→ **Directions for this task**
Output the entries verbatim, including every line.

→ **Listing**
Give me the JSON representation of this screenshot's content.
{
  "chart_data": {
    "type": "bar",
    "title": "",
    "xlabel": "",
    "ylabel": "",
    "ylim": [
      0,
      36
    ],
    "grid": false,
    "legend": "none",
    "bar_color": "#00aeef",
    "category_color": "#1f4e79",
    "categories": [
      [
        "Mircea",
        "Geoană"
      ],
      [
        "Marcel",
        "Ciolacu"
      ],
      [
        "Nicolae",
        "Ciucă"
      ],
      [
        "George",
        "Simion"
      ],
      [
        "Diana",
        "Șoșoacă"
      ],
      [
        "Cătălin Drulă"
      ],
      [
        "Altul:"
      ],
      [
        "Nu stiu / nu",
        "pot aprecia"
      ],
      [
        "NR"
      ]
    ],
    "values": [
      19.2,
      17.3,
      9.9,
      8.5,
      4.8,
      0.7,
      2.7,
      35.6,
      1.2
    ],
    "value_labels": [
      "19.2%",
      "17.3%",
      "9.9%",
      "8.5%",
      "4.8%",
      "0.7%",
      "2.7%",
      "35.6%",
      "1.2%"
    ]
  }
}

→ **In response**
Give me the JSON representation of this screenshot's content.
{
  "chart_data": {
    "type": "bar",
    "title": "",
    "xlabel": "",
    "ylabel": "",
    "ylim": [
      0,
      36
    ],
    "grid": false,
    "legend": "none",
    "bar_color": "#00aeef",
    "category_color": "#1f4e79",
    "categories": [
      [
        "Mircea",
        "Geoană"
      ],
      [
        "Marcel",
        "Ciolacu"
      ],
      [
        "Nicolae",
        "Ciucă"
      ],
      [
        "George",
        "Simion"
      ],
      [
        "Diana",
        "Șoșoacă"
      ],
      [
        "Cătălin Drulă"
      ],
      [
        "Altul:"
      ],
      [
        "Nu stiu / nu",
        "pot aprecia"
      ],
      [
        "NR"
      ]
    ],
    "values": [
      19.2,
      17.3,
      9.9,
      8.5,
      4.8,
      0.7,
      2.7,
      35.6,
      1.2
    ],
    "value_labels": [
      "19.2%",
      "17.3%",
      "9.9%",
      "8.5%",
      "4.8%",
      "0.7%",
      "2.7%",
      "35.6%",
      "1.2%"
    ]
  }
}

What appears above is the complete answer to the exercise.